TASK GOAL: Note each line that includes the word "text". Copy those lines.

Extracted records:
** BEGIN **

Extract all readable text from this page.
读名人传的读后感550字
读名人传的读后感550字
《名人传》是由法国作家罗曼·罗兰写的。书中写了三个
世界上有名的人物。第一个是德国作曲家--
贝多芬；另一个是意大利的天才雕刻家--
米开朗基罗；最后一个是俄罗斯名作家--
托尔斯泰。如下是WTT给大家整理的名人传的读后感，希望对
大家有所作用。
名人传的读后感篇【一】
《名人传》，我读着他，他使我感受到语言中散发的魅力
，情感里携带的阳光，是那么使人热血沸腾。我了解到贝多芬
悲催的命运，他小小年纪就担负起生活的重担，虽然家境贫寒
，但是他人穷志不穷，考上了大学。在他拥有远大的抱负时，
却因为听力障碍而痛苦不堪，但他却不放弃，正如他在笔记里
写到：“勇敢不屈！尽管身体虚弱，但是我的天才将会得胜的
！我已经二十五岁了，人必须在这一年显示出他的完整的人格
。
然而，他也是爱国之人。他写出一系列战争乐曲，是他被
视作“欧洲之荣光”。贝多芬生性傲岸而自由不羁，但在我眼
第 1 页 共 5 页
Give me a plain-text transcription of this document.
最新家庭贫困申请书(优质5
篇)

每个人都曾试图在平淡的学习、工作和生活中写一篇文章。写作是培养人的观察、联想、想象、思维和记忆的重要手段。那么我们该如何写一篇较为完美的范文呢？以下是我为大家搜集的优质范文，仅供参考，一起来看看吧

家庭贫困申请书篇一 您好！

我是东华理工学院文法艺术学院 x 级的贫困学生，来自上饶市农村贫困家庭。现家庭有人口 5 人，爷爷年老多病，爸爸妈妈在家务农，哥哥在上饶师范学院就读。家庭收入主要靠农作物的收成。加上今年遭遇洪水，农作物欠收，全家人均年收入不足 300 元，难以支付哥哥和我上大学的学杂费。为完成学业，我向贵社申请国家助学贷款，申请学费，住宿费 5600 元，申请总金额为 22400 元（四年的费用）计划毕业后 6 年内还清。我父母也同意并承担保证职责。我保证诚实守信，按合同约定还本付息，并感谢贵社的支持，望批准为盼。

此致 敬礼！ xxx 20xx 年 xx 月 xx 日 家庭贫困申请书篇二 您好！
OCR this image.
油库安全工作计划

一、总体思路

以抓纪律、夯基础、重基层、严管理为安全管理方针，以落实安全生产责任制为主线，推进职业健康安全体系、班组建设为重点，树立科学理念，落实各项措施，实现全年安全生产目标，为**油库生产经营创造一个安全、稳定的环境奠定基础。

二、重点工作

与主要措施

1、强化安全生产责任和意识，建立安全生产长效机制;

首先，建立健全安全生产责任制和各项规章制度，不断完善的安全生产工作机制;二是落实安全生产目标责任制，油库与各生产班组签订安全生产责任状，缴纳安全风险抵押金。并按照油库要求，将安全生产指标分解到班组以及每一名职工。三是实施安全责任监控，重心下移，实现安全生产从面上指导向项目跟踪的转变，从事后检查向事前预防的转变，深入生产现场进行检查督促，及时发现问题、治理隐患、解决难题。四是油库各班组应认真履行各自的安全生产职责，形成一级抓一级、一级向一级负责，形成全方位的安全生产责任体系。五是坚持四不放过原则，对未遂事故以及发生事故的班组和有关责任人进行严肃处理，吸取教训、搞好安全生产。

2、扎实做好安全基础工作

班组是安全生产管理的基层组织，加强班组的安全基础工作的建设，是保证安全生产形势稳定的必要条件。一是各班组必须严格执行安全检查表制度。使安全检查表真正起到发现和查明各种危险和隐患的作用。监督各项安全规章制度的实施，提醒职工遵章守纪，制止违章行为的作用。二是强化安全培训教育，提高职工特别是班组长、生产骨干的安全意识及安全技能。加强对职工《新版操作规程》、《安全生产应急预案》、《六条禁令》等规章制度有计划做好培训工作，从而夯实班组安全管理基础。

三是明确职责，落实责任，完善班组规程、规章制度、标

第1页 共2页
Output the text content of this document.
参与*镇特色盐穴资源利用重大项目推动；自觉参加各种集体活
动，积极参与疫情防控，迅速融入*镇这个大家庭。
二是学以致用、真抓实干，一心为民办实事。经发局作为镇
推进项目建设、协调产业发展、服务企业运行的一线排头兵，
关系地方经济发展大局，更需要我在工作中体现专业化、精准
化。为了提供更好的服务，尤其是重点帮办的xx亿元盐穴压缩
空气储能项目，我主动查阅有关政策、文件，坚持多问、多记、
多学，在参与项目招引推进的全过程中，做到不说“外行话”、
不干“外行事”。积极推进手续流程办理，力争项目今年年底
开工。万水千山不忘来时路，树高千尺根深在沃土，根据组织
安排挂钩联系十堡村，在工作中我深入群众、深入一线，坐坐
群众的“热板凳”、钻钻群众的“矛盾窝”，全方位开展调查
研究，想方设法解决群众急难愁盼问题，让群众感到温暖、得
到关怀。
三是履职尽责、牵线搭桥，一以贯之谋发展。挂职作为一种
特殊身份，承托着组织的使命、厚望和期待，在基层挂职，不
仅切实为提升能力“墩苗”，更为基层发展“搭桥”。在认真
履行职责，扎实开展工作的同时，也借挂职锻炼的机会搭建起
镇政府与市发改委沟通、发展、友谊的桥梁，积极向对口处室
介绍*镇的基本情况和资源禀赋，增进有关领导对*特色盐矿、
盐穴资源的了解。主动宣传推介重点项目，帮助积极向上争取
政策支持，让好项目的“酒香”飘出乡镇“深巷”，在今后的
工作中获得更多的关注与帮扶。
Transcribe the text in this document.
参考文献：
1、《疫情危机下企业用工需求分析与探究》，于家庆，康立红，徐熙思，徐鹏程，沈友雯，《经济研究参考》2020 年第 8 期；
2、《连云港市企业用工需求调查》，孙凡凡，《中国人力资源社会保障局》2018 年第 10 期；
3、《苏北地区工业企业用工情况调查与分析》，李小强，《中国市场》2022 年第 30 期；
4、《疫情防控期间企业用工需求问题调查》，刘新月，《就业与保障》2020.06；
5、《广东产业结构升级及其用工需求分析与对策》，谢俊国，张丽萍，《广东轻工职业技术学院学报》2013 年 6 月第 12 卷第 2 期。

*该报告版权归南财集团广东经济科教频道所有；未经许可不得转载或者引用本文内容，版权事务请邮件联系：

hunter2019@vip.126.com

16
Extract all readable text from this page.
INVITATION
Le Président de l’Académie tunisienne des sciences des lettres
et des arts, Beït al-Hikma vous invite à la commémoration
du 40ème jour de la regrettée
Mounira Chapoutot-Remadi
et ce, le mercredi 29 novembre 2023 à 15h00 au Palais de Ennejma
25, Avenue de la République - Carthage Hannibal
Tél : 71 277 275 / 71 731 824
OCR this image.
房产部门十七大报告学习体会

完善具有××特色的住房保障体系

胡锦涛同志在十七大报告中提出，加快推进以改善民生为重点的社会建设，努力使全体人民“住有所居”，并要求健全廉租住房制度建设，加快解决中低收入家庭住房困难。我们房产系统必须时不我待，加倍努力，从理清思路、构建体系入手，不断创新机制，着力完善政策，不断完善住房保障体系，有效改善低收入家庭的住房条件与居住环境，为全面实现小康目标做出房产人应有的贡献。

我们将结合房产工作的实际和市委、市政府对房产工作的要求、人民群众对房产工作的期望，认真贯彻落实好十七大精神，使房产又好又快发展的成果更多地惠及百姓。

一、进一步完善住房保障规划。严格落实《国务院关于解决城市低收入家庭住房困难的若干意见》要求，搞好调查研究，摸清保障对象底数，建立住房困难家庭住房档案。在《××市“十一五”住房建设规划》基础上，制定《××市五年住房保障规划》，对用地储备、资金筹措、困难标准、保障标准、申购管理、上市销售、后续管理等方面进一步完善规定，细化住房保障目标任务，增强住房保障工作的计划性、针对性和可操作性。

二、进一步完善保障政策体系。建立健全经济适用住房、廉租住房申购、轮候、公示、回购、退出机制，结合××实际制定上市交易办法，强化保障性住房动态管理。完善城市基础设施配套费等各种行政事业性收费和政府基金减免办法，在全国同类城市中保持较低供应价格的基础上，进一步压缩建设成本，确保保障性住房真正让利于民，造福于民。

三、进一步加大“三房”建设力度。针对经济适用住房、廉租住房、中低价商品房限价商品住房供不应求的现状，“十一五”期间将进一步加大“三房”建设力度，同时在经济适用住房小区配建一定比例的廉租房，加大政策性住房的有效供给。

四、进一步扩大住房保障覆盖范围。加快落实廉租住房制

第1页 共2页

** END **

EXPECTED ANSWER:
Extract all readable text from this page.
Give me a plain-text transcription of this document.
Output the text content of this document.
Transcribe the text in this document.
Extract all readable text from this page.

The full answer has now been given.